:: Article ::
<<<<
A petition drive to remove three Flambeau School Board members failed due to a lack of proper documentation for the recall effort.

Petitioners gathered 482 signatures to recall two board members and 481 for the third, more than the minimum needed to force the recall. However, petition documents did not include written reasons for why petitioners were seeking a recall as required by state law.

Petitioners were seeking to recall board President Sam Stewart, Vice President Pat Anderson and Clerk Danielle Zimmer.

“I’m a little relieved,” Stewart said.

Petitioners gathered well over the 398 signatures needed to force a recall if all paperwork had met state law requirements.

“I didn’t find any [signatures] that were not valid,” said Rusk County Clerk Loren Beebe, who validated petitions to avoid the appearance of conflict of interest for Zimmer as board clerk and her father as board president among those facing possible recall.

Based on a careful examination of the recall petition, it was found that the header of the petition recall of the board members did not contain a reason for the recall which is related to the official responsibilities of the official, as required by Wis. Stat. 9.10(2)(b), according to Beebe.

“[I] hereby determine that the petition is insufficient,” Beebe said.
>>>>
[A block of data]
<<<<
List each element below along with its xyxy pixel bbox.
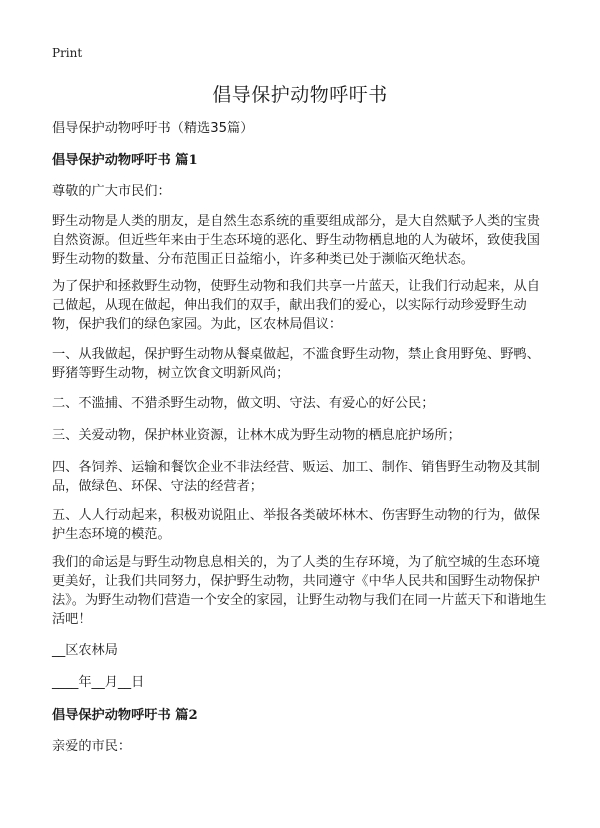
- section-1-heading-number: 1: [188, 153, 198, 168]
- proposal-item-1: 一、从我做起，保护野生动物从餐桌做起，不滥食野生动物，禁止食用野兔、野鸭、野猪等野生动物，树立饮食文明新风尚；: [52, 347, 540, 381]
- section-2-salutation: 亲爱的市民：: [52, 739, 132, 754]
- signature: __区农林局: [52, 643, 118, 658]
- page-title: 倡导保护动物呼吁书: [212, 84, 388, 106]
- proposal-item-3: 三、关爱动物，保护林业资源，让林木成为野生动物的栖息庇护场所；: [52, 428, 461, 443]
- section-1-paragraph-2: 为了保护和拯救野生动物，使野生动物和我们共享一片蓝天，让我们行动起来，从自己做起，从现在做起，伸出我们的双手，献出我们的爱心，以实际行动珍爱野生动物，保护我们的绿色家园。为此，区农林局倡议：: [52, 279, 540, 332]
- section-1-heading: [52, 151, 552, 170]
- proposal-item-5: 五、人人行动起来，积极劝说阻止、举报各类破坏林木、伤害野生动物的行为，做保护生态环境的模范。: [52, 508, 540, 542]
- section-2-heading-number: 2: [188, 708, 198, 723]
- print-link[interactable]: Print: [52, 46, 83, 60]
- section-2-heading-text: 倡导保护动物呼吁书 篇: [52, 708, 189, 723]
- section-1-heading-text: 倡导保护动物呼吁书 篇: [52, 153, 189, 168]
- section-2-heading: [52, 706, 552, 725]
- document-subtitle: 倡导保护动物呼吁书（精选35篇）: [52, 121, 254, 136]
- section-1-paragraph-3: 我们的命运是与野生动物息息相关的，为了人类的生存环境，为了航空城的生态环境更美好，让我们共同努力，保护野生动物，共同遵守《中华人民共和国野生动物保护法》。为野生动物们营造一个安全的家园，让野生动物与我们在同一片蓝天下和谐地生活吧！: [52, 555, 547, 627]
- signature-date: ____年__月__日: [52, 675, 145, 690]
- section-1-paragraph-1: 野生动物是人类的朋友，是自然生态系统的重要组成部分，是大自然赋予人类的宝贵自然资源。但近些年来由于生态环境的恶化、野生动物栖息地的人为破坏，致使我国野生动物的数量、分布范围正日益缩小，许多种类已处于濒临灭绝状态。: [52, 214, 540, 267]
- proposal-item-4: 四、各饲养、运输和餐饮企业不非法经营、贩运、加工、制作、销售野生动物及其制品，做绿色、环保、守法的经营者；: [52, 460, 540, 494]
- proposal-item-2: 二、不滥捕、不猎杀野生动物，做文明、守法、有爱心的好公民；: [52, 396, 435, 411]
- section-1-salutation: 尊敬的广大市民们：: [52, 184, 171, 199]
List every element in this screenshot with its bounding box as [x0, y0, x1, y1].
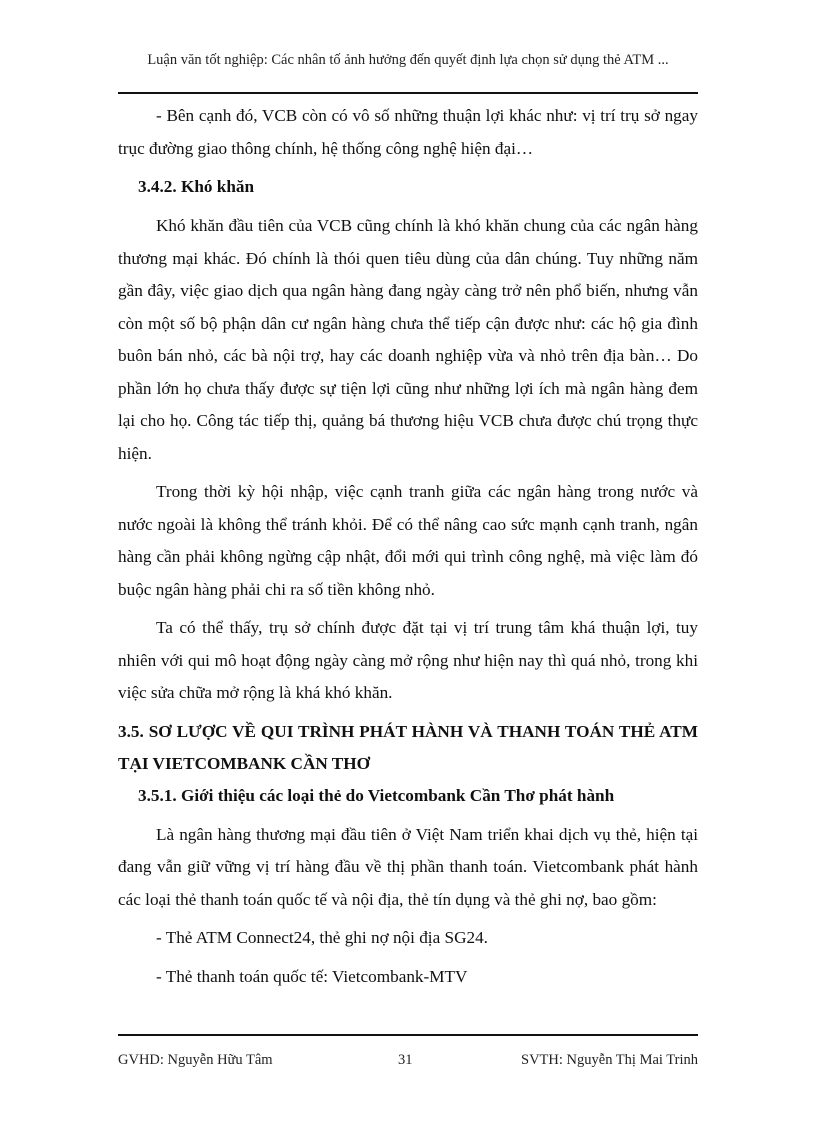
footer-rule — [118, 1034, 698, 1036]
heading-3-4-2: 3.4.2. Khó khăn — [138, 177, 255, 196]
header-rule — [118, 92, 698, 94]
page-number: 31 — [398, 1052, 413, 1068]
list-item-international: - Thẻ thanh toán quốc tế: Vietcombank-MTV — [156, 966, 468, 986]
paragraph-difficulties-3: Ta có thể thấy, trụ sở chính được đặt tại vị trí trung tâm khá thuận lợi, tuy nhiên với qui mô hoạt động ngày càng mở rộng như hiện nay thì quá nhỏ, trong khi việc sửa chữa mở rộng là khá khó khăn. — [118, 618, 698, 702]
list-item-connect24: - Thẻ ATM Connect24, thẻ ghi nợ nội địa SG24. — [156, 928, 488, 947]
footer-advisor: GVHD: Nguyễn Hữu Tâm — [118, 1052, 273, 1068]
paragraph-difficulties-1: Khó khăn đầu tiên của VCB cũng chính là khó khăn chung của các ngân hàng thương mại khác. Đó chính là thói quen tiêu dùng của dân chúng. Tuy những năm gần đây, việc giao dịch qua ngân hàng đang ngày càng trở nên phổ biến, nhưng vẫn còn một số bộ phận dân cư ngân hàng chưa thể tiếp cận được như: các hộ gia đình buôn bán nhỏ, các bà nội trợ, hay các doanh nghiệp vừa và nhỏ trên địa bàn… Do phần lớn họ chưa thấy được sự tiện lợi cũng như những lợi ích mà ngân hàng đem lại cho họ. Công tác tiếp thị, quảng bá thương hiệu VCB chưa được chú trọng thực hiện. — [118, 216, 698, 463]
paragraph-difficulties-2: Trong thời kỳ hội nhập, việc cạnh tranh giữa các ngân hàng trong nước và nước ngoài là không thể tránh khỏi. Để có thể nâng cao sức mạnh cạnh tranh, ngân hàng cần phải không ngừng cập nhật, đổi mới qui trình công nghệ, mà việc làm đó buộc ngân hàng phải chi ra số tiền không nhỏ. — [118, 482, 698, 599]
page-footer — [118, 1052, 698, 1072]
heading-3-5-1: 3.5.1. Giới thiệu các loại thẻ do Vietcombank Cần Thơ phát hành — [138, 785, 615, 805]
footer-student: SVTH: Nguyễn Thị Mai Trinh — [521, 1052, 698, 1068]
paragraph-advantages: - Bên cạnh đó, VCB còn có vô số những thuận lợi khác như: vị trí trụ sở ngay trục đường giao thông chính, hệ thống công nghệ hiện đại… — [118, 106, 698, 158]
page-body — [118, 100, 698, 999]
paragraph-card-intro: Là ngân hàng thương mại đầu tiên ở Việt Nam triển khai dịch vụ thẻ, hiện tại đang vẫn giữ vững vị trí hàng đầu về thị phần thanh toán. Vietcombank phát hành các loại thẻ thanh toán quốc tế và nội địa, thẻ tín dụng và thẻ ghi nợ, bao gồm: — [118, 824, 698, 909]
running-header: Luận văn tốt nghiệp: Các nhân tố ảnh hưởng đến quyết định lựa chọn sử dụng thẻ ATM ... — [147, 52, 669, 68]
heading-3-5: 3.5. SƠ LƯỢC VỀ QUI TRÌNH PHÁT HÀNH VÀ THANH TOÁN THẺ ATM TẠI VIETCOMBANK CẦN THƠ — [118, 721, 698, 773]
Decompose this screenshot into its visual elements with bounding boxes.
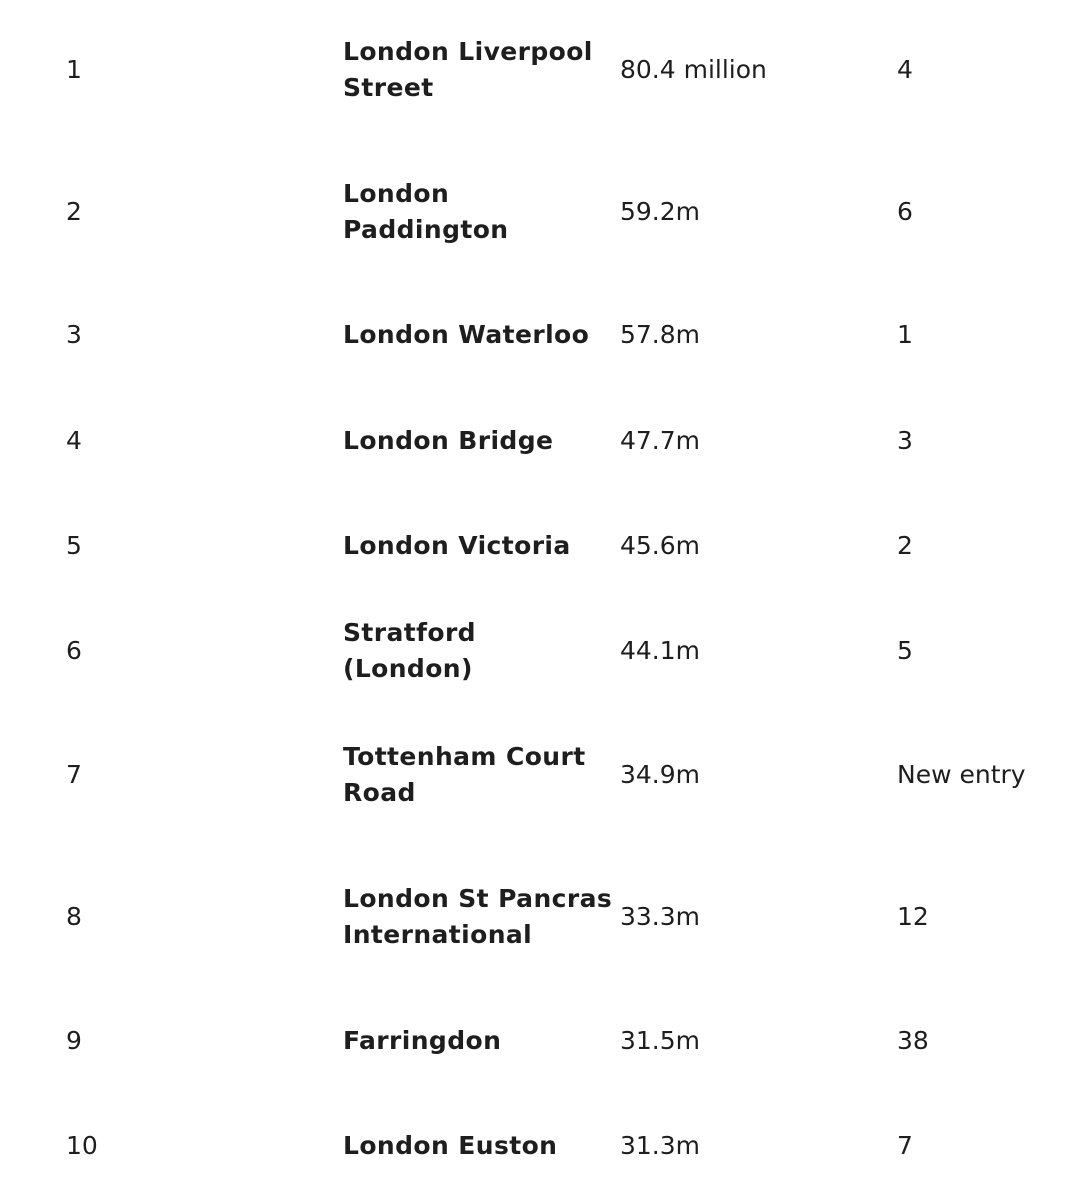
- rank-cell: 7: [66, 760, 82, 789]
- usage-cell: 57.8m: [620, 320, 701, 349]
- station-name-line: Paddington: [343, 215, 509, 244]
- table-row: [0, 516, 1089, 576]
- rank-cell: 10: [66, 1131, 98, 1160]
- rank-cell: 3: [66, 320, 82, 349]
- station-name-cell: [343, 516, 613, 576]
- rank-cell: 8: [66, 902, 82, 931]
- table-row: [0, 411, 1089, 471]
- previous-rank-cell: 3: [897, 426, 913, 455]
- station-name-line: Stratford (London): [343, 618, 476, 683]
- previous-rank-cell: 1: [897, 320, 913, 349]
- station-name-cell: [343, 742, 613, 807]
- station-name-cell: [343, 411, 613, 471]
- station-name-line: London St Pancras: [343, 884, 613, 913]
- usage-cell: 80.4 million: [620, 55, 767, 84]
- station-name-line: Road: [343, 778, 416, 807]
- usage-cell: 31.5m: [620, 1026, 701, 1055]
- station-name-line: London: [343, 179, 450, 208]
- station-name-line: Tottenham Court: [343, 742, 586, 771]
- usage-cell: 59.2m: [620, 197, 701, 226]
- previous-rank-cell: 38: [897, 1026, 929, 1055]
- table-row: [0, 305, 1089, 365]
- station-name-cell: [343, 1011, 613, 1071]
- station-name-cell: [343, 179, 613, 244]
- station-name-line: London Liverpool: [343, 37, 593, 66]
- station-name-line: London Bridge: [343, 426, 554, 455]
- usage-cell: 33.3m: [620, 902, 701, 931]
- station-name-line: International: [343, 920, 533, 949]
- usage-cell: 45.6m: [620, 531, 701, 560]
- station-name-cell: [343, 618, 613, 683]
- usage-cell: 34.9m: [620, 760, 701, 789]
- rank-cell: 5: [66, 531, 82, 560]
- previous-rank-cell: 5: [897, 636, 913, 665]
- rank-cell: 2: [66, 197, 82, 226]
- table-row: [0, 742, 1089, 807]
- station-name-line: London Waterloo: [343, 320, 590, 349]
- previous-rank-cell: 2: [897, 531, 913, 560]
- station-name-line: London Victoria: [343, 531, 571, 560]
- previous-rank-cell: New entry: [897, 760, 1026, 789]
- station-name-cell: [343, 37, 613, 102]
- usage-cell: 47.7m: [620, 426, 701, 455]
- table-row: [0, 884, 1089, 949]
- table-row: [0, 1116, 1089, 1176]
- station-name-cell: [343, 305, 613, 365]
- previous-rank-cell: 7: [897, 1131, 913, 1160]
- previous-rank-cell: 4: [897, 55, 913, 84]
- table-row: [0, 618, 1089, 683]
- usage-cell: 44.1m: [620, 636, 701, 665]
- previous-rank-cell: 6: [897, 197, 913, 226]
- previous-rank-cell: 12: [897, 902, 929, 931]
- table-row: [0, 1011, 1089, 1071]
- table-row: [0, 37, 1089, 102]
- station-name-cell: [343, 1116, 613, 1176]
- rank-cell: 1: [66, 55, 82, 84]
- rank-cell: 6: [66, 636, 82, 665]
- usage-cell: 31.3m: [620, 1131, 701, 1160]
- rank-cell: 9: [66, 1026, 82, 1055]
- station-name-line: Farringdon: [343, 1026, 502, 1055]
- table-row: [0, 179, 1089, 244]
- rank-cell: 4: [66, 426, 82, 455]
- station-name-cell: [343, 884, 613, 949]
- station-name-line: London Euston: [343, 1131, 558, 1160]
- station-name-line: Street: [343, 73, 434, 102]
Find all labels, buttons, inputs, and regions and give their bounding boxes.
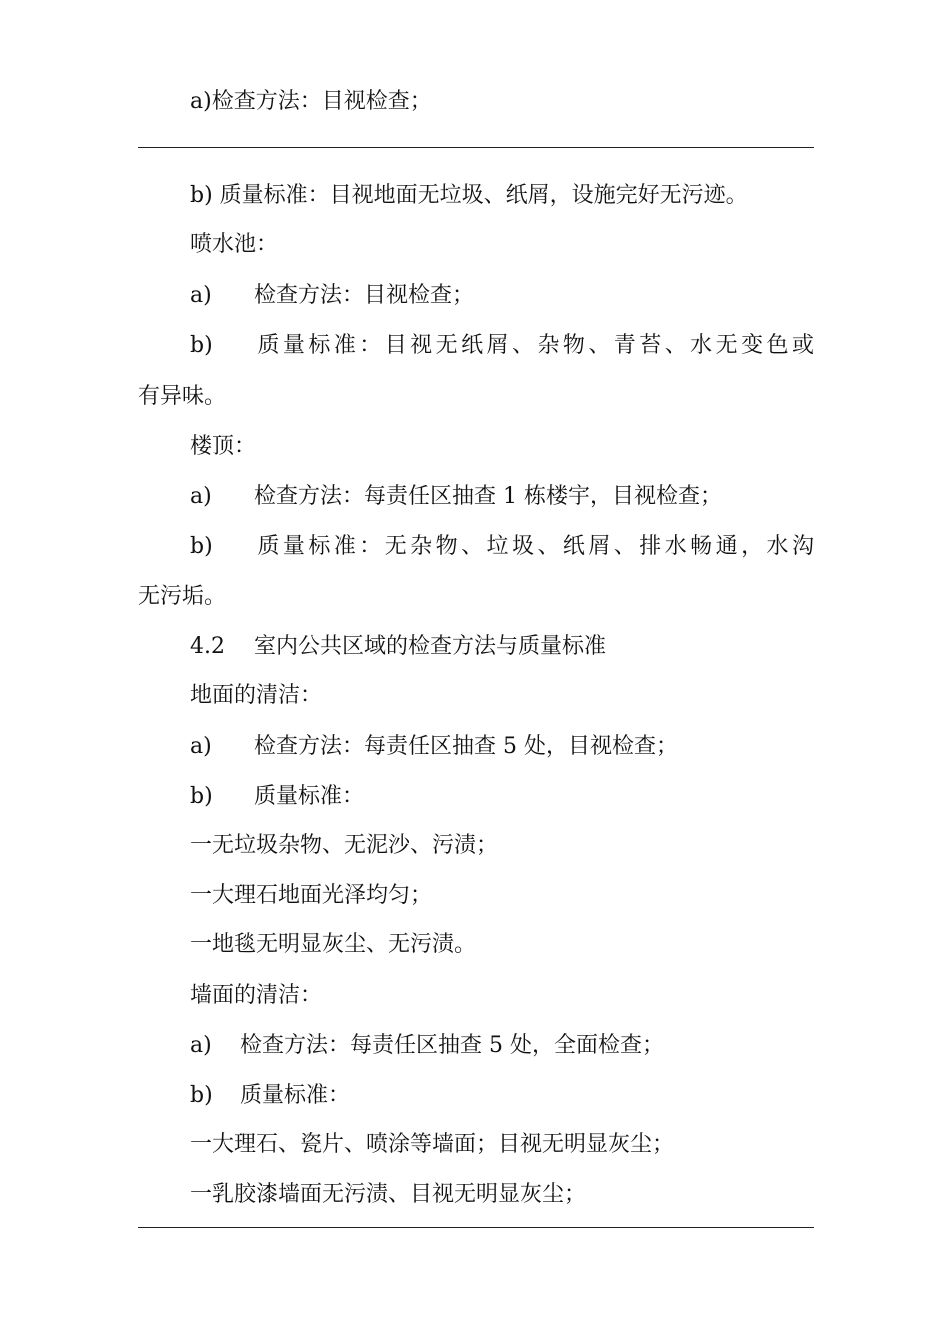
>>>>
:: Work instructions ::
1. List each board member that the article on the Flambeau School Board recall says petitioners sought to remove, along with that person's board title.
2. In the records, retype the lines starting at the line that contains "- rank-cell: 7: [66, 760, 82, 789]" and ending at the line that contains "- previous-rank-cell: 2: [897, 531, 913, 560]", both included.

:: Full answers ::
1.
- Sam Stewart, board President
- Pat Anderson, Vice President
- Danielle Zimmer, Clerk

2.
- rank-cell: 7: [66, 760, 82, 789]
- usage-cell: 57.8m: [620, 320, 701, 349]
- station-name-line: Paddington: [343, 215, 509, 244]
- table-row: [0, 516, 1089, 576]
- rank-cell: 10: [66, 1131, 98, 1160]
- rank-cell: 3: [66, 320, 82, 349]
- station-name-cell: [343, 516, 613, 576]
- rank-cell: 8: [66, 902, 82, 931]
- table-row: [0, 411, 1089, 471]
- previous-rank-cell: 3: [897, 426, 913, 455]
- station-name-line: Stratford (London): [343, 618, 476, 683]
- previous-rank-cell: 1: [897, 320, 913, 349]
- station-name-cell: [343, 742, 613, 807]
- station-name-cell: [343, 411, 613, 471]
- station-name-line: London St Pancras: [343, 884, 613, 913]
- usage-cell: 80.4 million: [620, 55, 767, 84]
- station-name-line: Road: [343, 778, 416, 807]
- usage-cell: 31.5m: [620, 1026, 701, 1055]
- station-name-line: London: [343, 179, 450, 208]
- station-name-line: Tottenham Court: [343, 742, 586, 771]
- usage-cell: 59.2m: [620, 197, 701, 226]
- previous-rank-cell: 38: [897, 1026, 929, 1055]
- table-row: [0, 305, 1089, 365]
- station-name-cell: [343, 1011, 613, 1071]
- station-name-cell: [343, 179, 613, 244]
- station-name-line: London Liverpool: [343, 37, 593, 66]
- station-name-line: London Bridge: [343, 426, 554, 455]
- usage-cell: 33.3m: [620, 902, 701, 931]
- station-name-line: International: [343, 920, 533, 949]
- usage-cell: 45.6m: [620, 531, 701, 560]
- station-name-cell: [343, 618, 613, 683]
- usage-cell: 34.9m: [620, 760, 701, 789]
- rank-cell: 5: [66, 531, 82, 560]
- previous-rank-cell: 5: [897, 636, 913, 665]
- rank-cell: 2: [66, 197, 82, 226]
- table-row: [0, 742, 1089, 807]
- station-name-line: London Waterloo: [343, 320, 590, 349]
- previous-rank-cell: 2: [897, 531, 913, 560]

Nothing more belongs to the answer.